> [DO THIS]
Can you rewrite the listing from the line with "chart-total-soil-ice: Total Soil" to the line with "x-tick-label: 1964 xyxy=(326,452,393,485)", swapping "x-tick-label" for "horizontal-tick-label" and leaving everything else untouched?
▬▬▬
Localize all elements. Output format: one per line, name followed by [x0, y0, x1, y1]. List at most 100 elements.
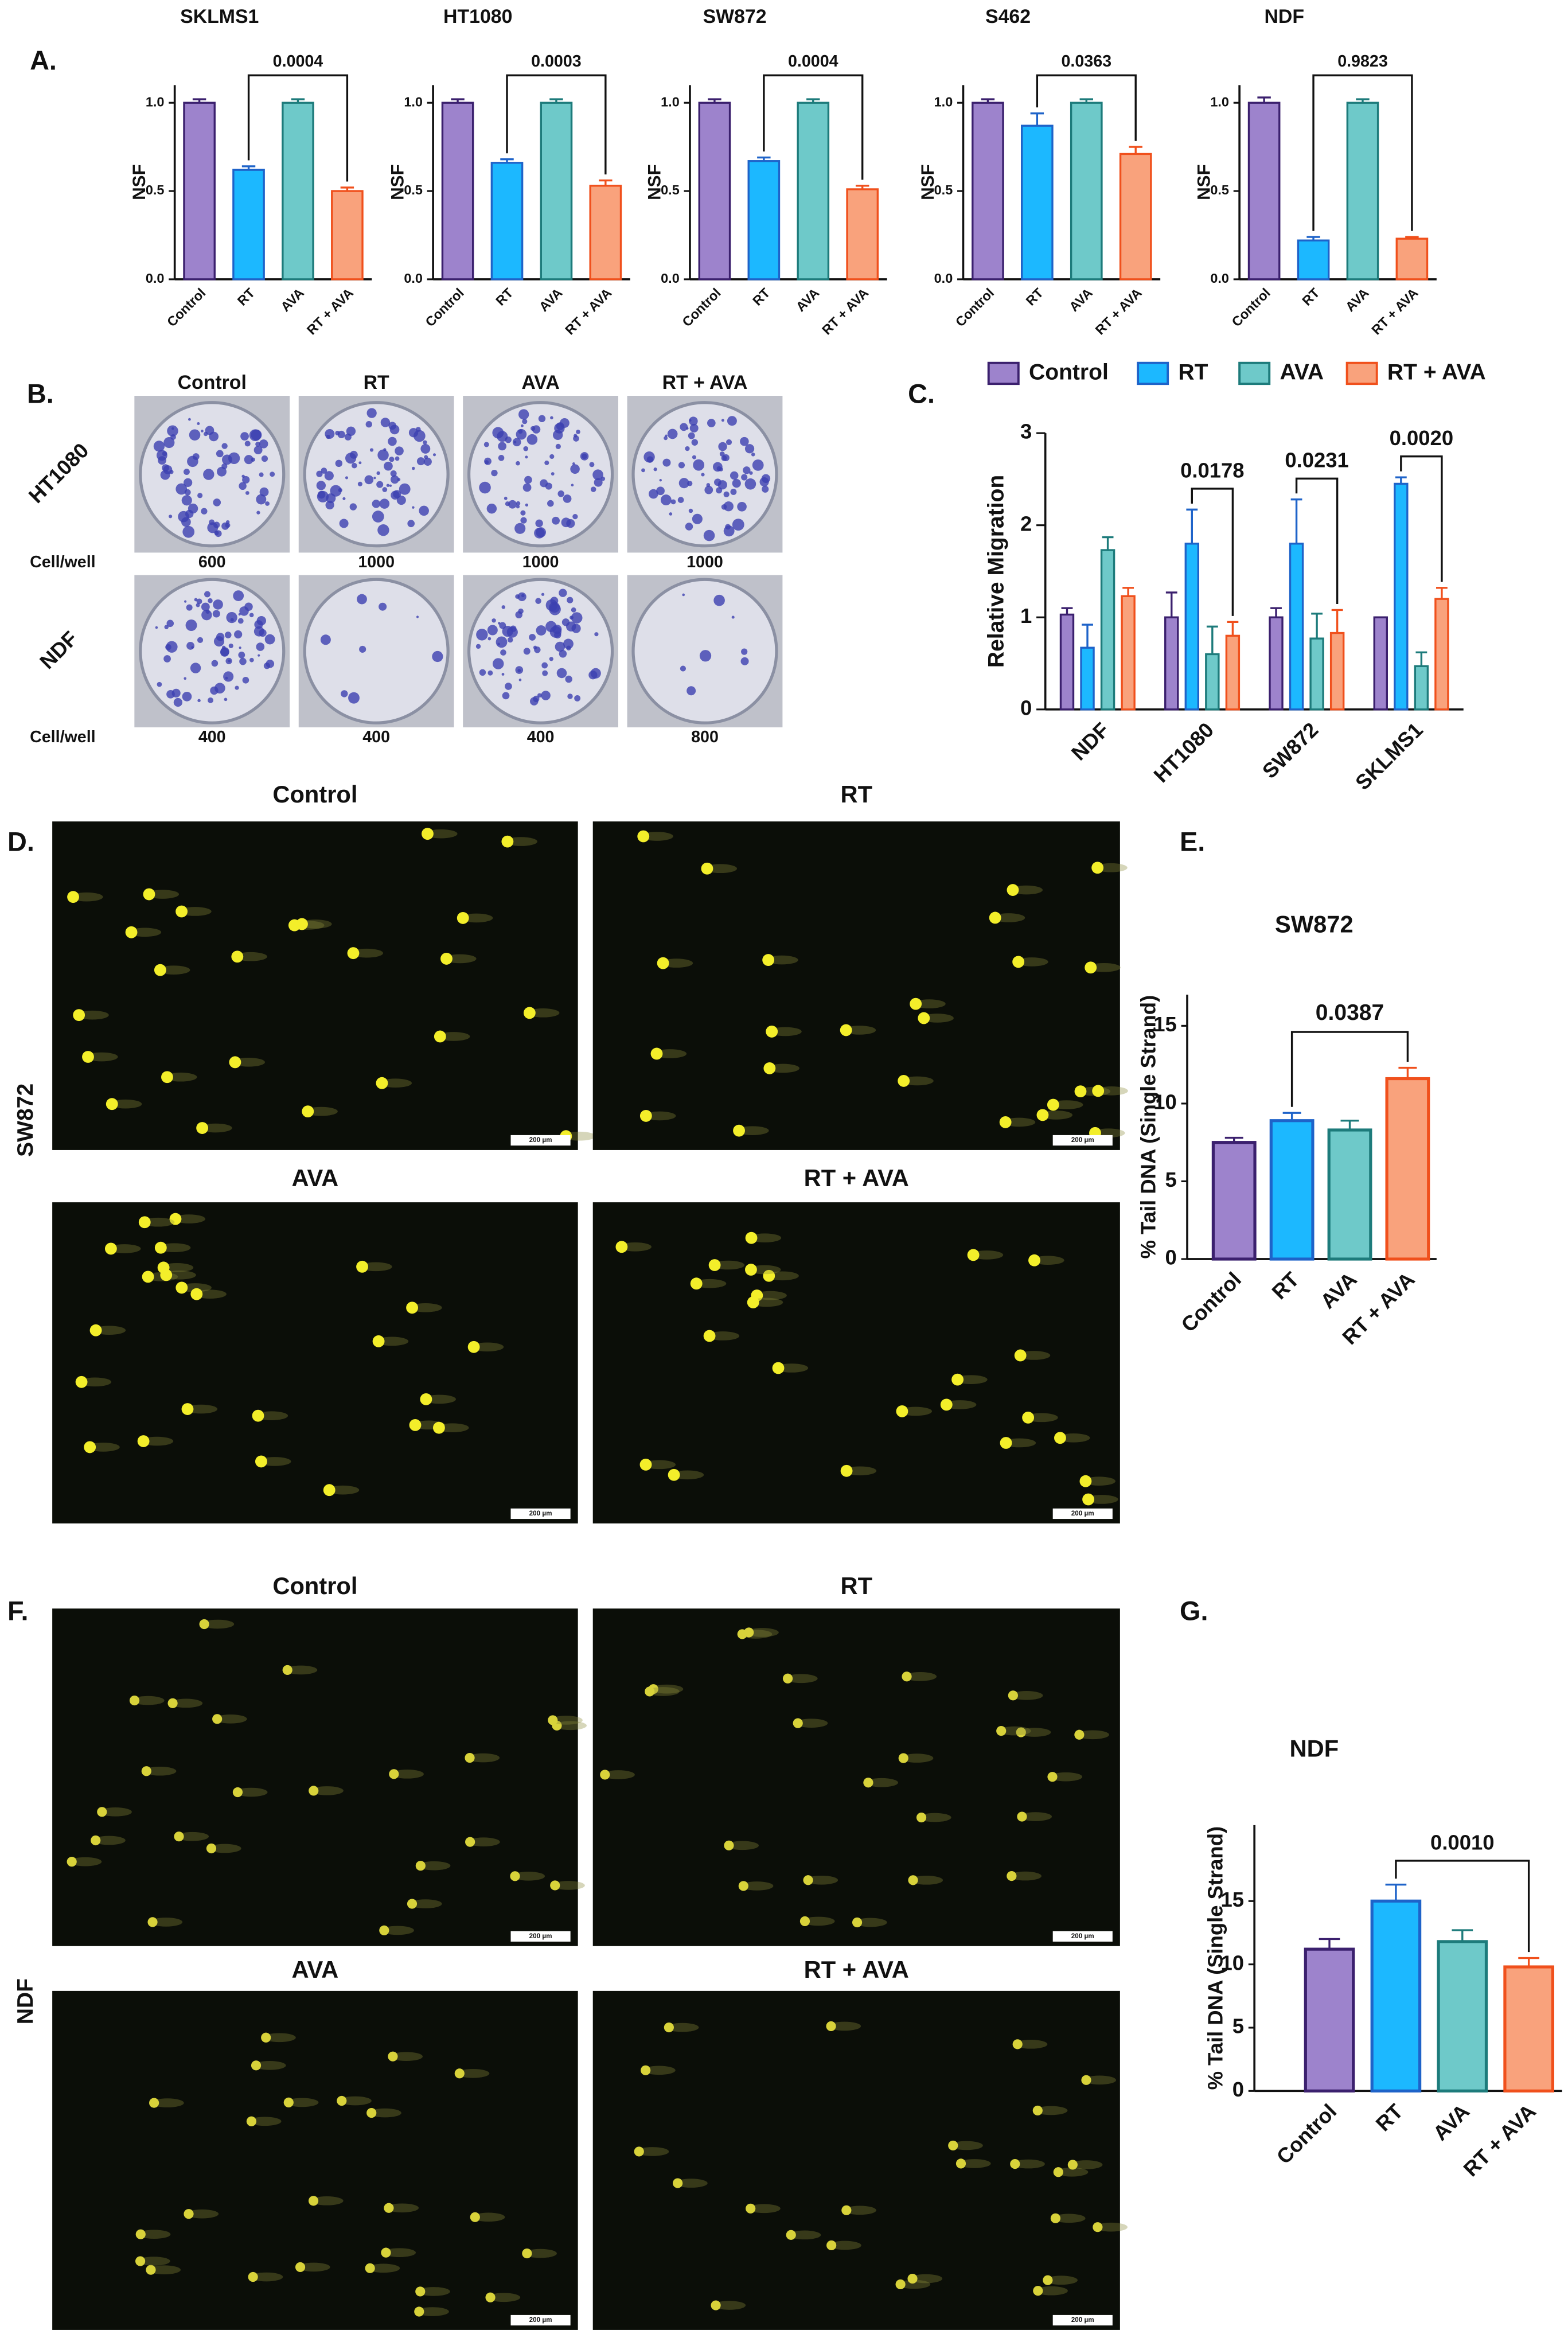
- comet-head: [907, 2273, 918, 2284]
- colony: [743, 466, 751, 474]
- error-bar: [708, 98, 721, 103]
- comet-head: [786, 2230, 796, 2240]
- colony: [492, 658, 504, 669]
- panel-label: G.: [1180, 1596, 1208, 1626]
- comet-head: [356, 1260, 368, 1273]
- colony: [255, 442, 260, 447]
- colony: [557, 490, 564, 497]
- error-bar: [549, 98, 563, 103]
- x-tick-label: RT + AVA: [1368, 285, 1421, 337]
- colony: [717, 480, 727, 490]
- colony: [547, 500, 554, 507]
- colony: [209, 431, 219, 442]
- comet-tail: [909, 2274, 943, 2284]
- scale-bar-label: 200 µm: [529, 1932, 552, 1940]
- comet-head: [664, 2022, 674, 2033]
- bar: [1395, 237, 1429, 280]
- colony: [376, 481, 384, 488]
- colony: [486, 504, 497, 514]
- comet-head: [763, 1269, 775, 1282]
- colony: [563, 638, 574, 649]
- comet-head: [1085, 961, 1097, 974]
- comet-tail: [1083, 2075, 1117, 2085]
- colony: [542, 670, 548, 676]
- error-bar: [1061, 607, 1073, 615]
- colony: [514, 523, 526, 534]
- bar: [1119, 153, 1152, 280]
- error-bar: [1224, 1136, 1243, 1143]
- comet-head: [175, 1281, 188, 1294]
- seeding-count: 1000: [687, 553, 723, 571]
- colony: [574, 434, 578, 438]
- comet-head: [548, 1715, 558, 1725]
- y-tick-label: 3: [1020, 420, 1032, 443]
- y-tick-label: 1.0: [661, 94, 680, 109]
- colony: [228, 452, 240, 464]
- comet-tail: [138, 2230, 171, 2239]
- colony: [692, 455, 696, 459]
- comet-photo: [592, 1990, 1120, 2330]
- colony: [692, 513, 703, 524]
- comet-head: [895, 2279, 906, 2290]
- x-tick-label: Control: [423, 285, 467, 329]
- seeding-count: 400: [198, 728, 226, 746]
- bar: [1070, 102, 1103, 280]
- colony: [505, 683, 512, 690]
- colony: [656, 486, 665, 496]
- colony: [570, 615, 574, 619]
- comet-tail: [147, 2265, 181, 2274]
- colony: [432, 650, 443, 663]
- comparison-bracket: [1295, 477, 1339, 604]
- comet-tail: [366, 2263, 400, 2273]
- comet-head: [470, 2212, 480, 2222]
- y-axis-label: Relative Migration: [984, 475, 1009, 668]
- comet-tail: [417, 2287, 450, 2296]
- comet-tail: [747, 2204, 781, 2214]
- y-tick-label: 0.5: [404, 182, 423, 197]
- comet-head: [467, 1341, 480, 1353]
- colony: [259, 472, 264, 477]
- colony: [518, 409, 529, 420]
- comet-head: [615, 1241, 628, 1253]
- colony: [216, 450, 224, 458]
- bar: [540, 102, 573, 280]
- colony: [330, 485, 342, 497]
- colony: [175, 483, 188, 495]
- error-bar: [855, 185, 869, 189]
- comet-photo: [52, 821, 578, 1150]
- colony: [704, 485, 713, 494]
- bar: [1297, 239, 1330, 280]
- colony: [525, 503, 529, 507]
- comet-head: [1082, 1493, 1094, 1506]
- error-bar: [1398, 1066, 1417, 1079]
- comet-head: [724, 1840, 734, 1850]
- colony: [523, 648, 531, 655]
- colony: [197, 493, 203, 498]
- comet-tail: [338, 2096, 372, 2106]
- comet-head: [763, 1062, 776, 1074]
- comet-tail: [642, 2066, 676, 2075]
- comet-head: [309, 1786, 319, 1796]
- colony: [225, 523, 231, 528]
- row-label: NDF: [35, 626, 82, 673]
- comet-head: [1043, 2275, 1053, 2285]
- colony: [476, 629, 488, 641]
- comet-tail: [785, 1674, 818, 1684]
- comet-tail: [99, 1807, 132, 1817]
- comet-head: [852, 1917, 863, 1928]
- colony: [184, 677, 187, 680]
- comet-head: [167, 1698, 178, 1708]
- colony: [483, 442, 489, 447]
- colony: [703, 529, 715, 541]
- chart-title: SW872: [703, 6, 767, 28]
- comet-head: [1017, 1811, 1027, 1822]
- scale-bar: [1052, 2314, 1113, 2326]
- comet-head: [637, 830, 650, 843]
- x-tick-label: RT + AVA: [1093, 285, 1145, 337]
- comet-tail: [998, 1726, 1031, 1736]
- comet-head: [384, 2203, 394, 2213]
- scale-bar-label: 200 µm: [1071, 1136, 1094, 1144]
- comet-head: [1032, 2105, 1043, 2116]
- error-bar: [1079, 98, 1093, 103]
- colony: [261, 455, 268, 462]
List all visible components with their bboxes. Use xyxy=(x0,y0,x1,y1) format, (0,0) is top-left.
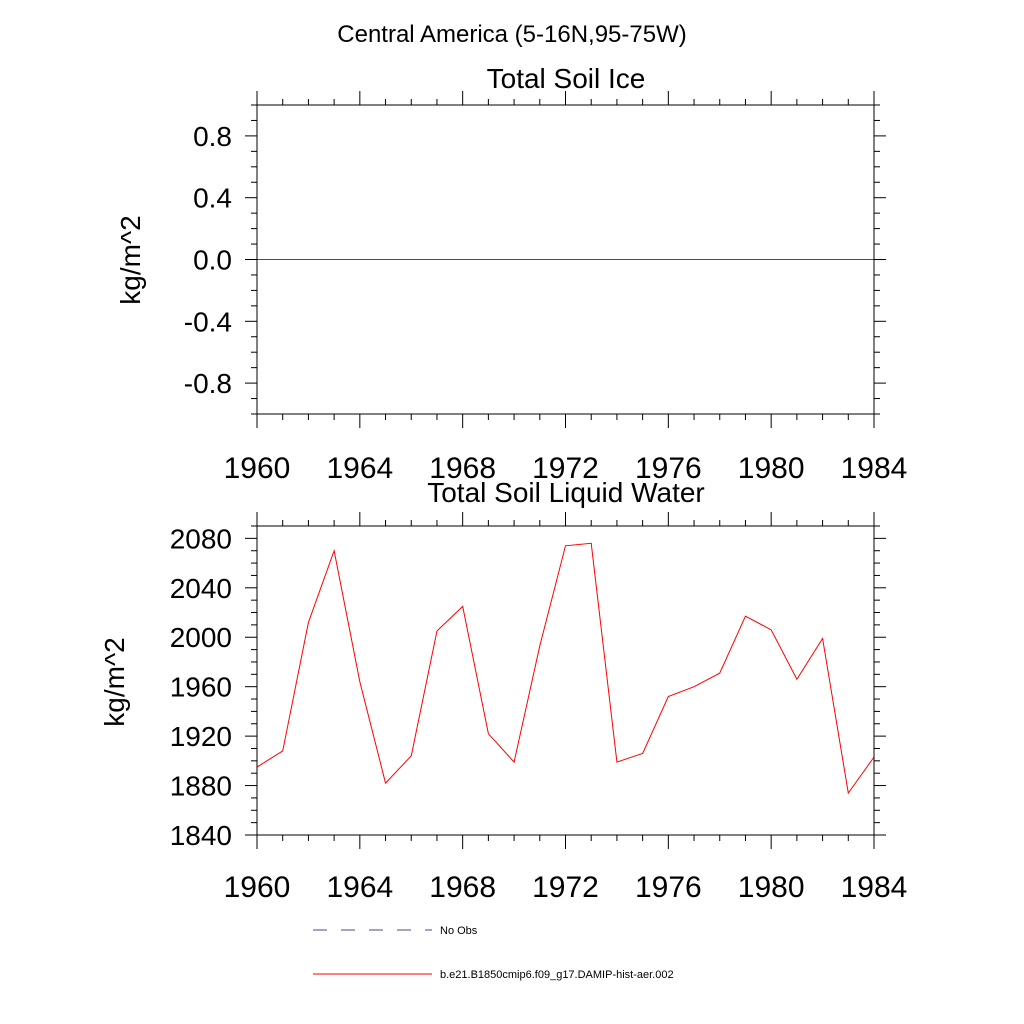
chart-total-soil-ice: Total Soil Ice kg/m^2 0.80.40.0-0.4-0.8 … xyxy=(115,63,907,485)
x-tick-label: 1976 xyxy=(635,452,702,485)
x-tick-label: 1964 xyxy=(326,871,393,904)
y-tick-label: 0.8 xyxy=(193,121,232,152)
x-tick-label: 1964 xyxy=(326,452,393,485)
legend-label-model: b.e21.B1850cmip6.f09_g17.DAMIP-hist-aer.… xyxy=(440,969,674,981)
x-tick-label: 1976 xyxy=(635,871,702,904)
x-tick-label: 1972 xyxy=(532,871,599,904)
figure-title: Central America (5-16N,95-75W) xyxy=(337,21,686,48)
y-tick-label: -0.8 xyxy=(184,368,232,399)
axis-ticks xyxy=(245,512,886,849)
y-tick-label: -0.4 xyxy=(184,306,232,337)
x-tick-label: 1980 xyxy=(738,871,805,904)
series-line xyxy=(256,542,875,795)
series-lines xyxy=(256,542,875,795)
y-tick-labels: 2080 2040 2000 1960 1920 1880 1840 xyxy=(170,523,232,851)
y-tick-label: 2040 xyxy=(170,573,232,604)
x-tick-label: 1960 xyxy=(224,871,291,904)
y-tick-label: 0.0 xyxy=(193,245,232,276)
plot-frame xyxy=(256,104,875,415)
y-tick-label: 1960 xyxy=(170,672,232,703)
x-tick-label: 1980 xyxy=(738,452,805,485)
legend-label-no-obs: No Obs xyxy=(440,925,478,937)
y-tick-labels: 0.8 0.4 0.0 -0.4 -0.8 xyxy=(184,121,232,399)
chart-total-soil-liquid-water: Total Soil Liquid Water kg/m^2 208020402… xyxy=(99,477,907,904)
y-tick-label: 0.4 xyxy=(193,183,232,214)
x-tick-labels: 1960 1964 1968 1972 1976 1980 1984 xyxy=(224,452,908,485)
x-tick-label: 1968 xyxy=(429,452,496,485)
chart-title: Total Soil Liquid Water xyxy=(427,477,705,508)
y-tick-label: 1880 xyxy=(170,771,232,802)
plot-frame xyxy=(256,525,875,836)
x-tick-label: 1960 xyxy=(224,452,291,485)
chart-title: Total Soil Ice xyxy=(487,63,646,94)
y-tick-label: 1840 xyxy=(170,820,232,851)
x-tick-label: 1984 xyxy=(841,452,908,485)
x-tick-label: 1984 xyxy=(841,871,908,904)
axis-ticks xyxy=(245,91,886,428)
y-axis-label: kg/m^2 xyxy=(99,637,130,726)
x-tick-label: 1972 xyxy=(532,452,599,485)
y-tick-label: 1920 xyxy=(170,721,232,752)
y-tick-label: 2000 xyxy=(170,622,232,653)
x-tick-label: 1968 xyxy=(429,871,496,904)
legend: No Obs b.e21.B1850cmip6.f09_g17.DAMIP-hi… xyxy=(313,925,674,981)
x-tick-labels: 1960 1964 1968 1972 1976 1980 1984 xyxy=(224,871,908,904)
y-axis-label: kg/m^2 xyxy=(115,215,146,304)
y-tick-label: 2080 xyxy=(170,523,232,554)
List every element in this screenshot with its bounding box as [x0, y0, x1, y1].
▬▬▬
> [EXERCISE RESPONSE]
chart-total-soil-ice: Total Soil Ice kg/m^2 0.80.40.0-0.4-0.8 … xyxy=(115,63,907,485)
horizontal-tick-label: 1976 xyxy=(635,452,702,485)
horizontal-tick-label: 1964 xyxy=(326,871,393,904)
y-tick-label: 0.8 xyxy=(193,121,232,152)
horizontal-tick-label: 1964 xyxy=(326,452,393,485)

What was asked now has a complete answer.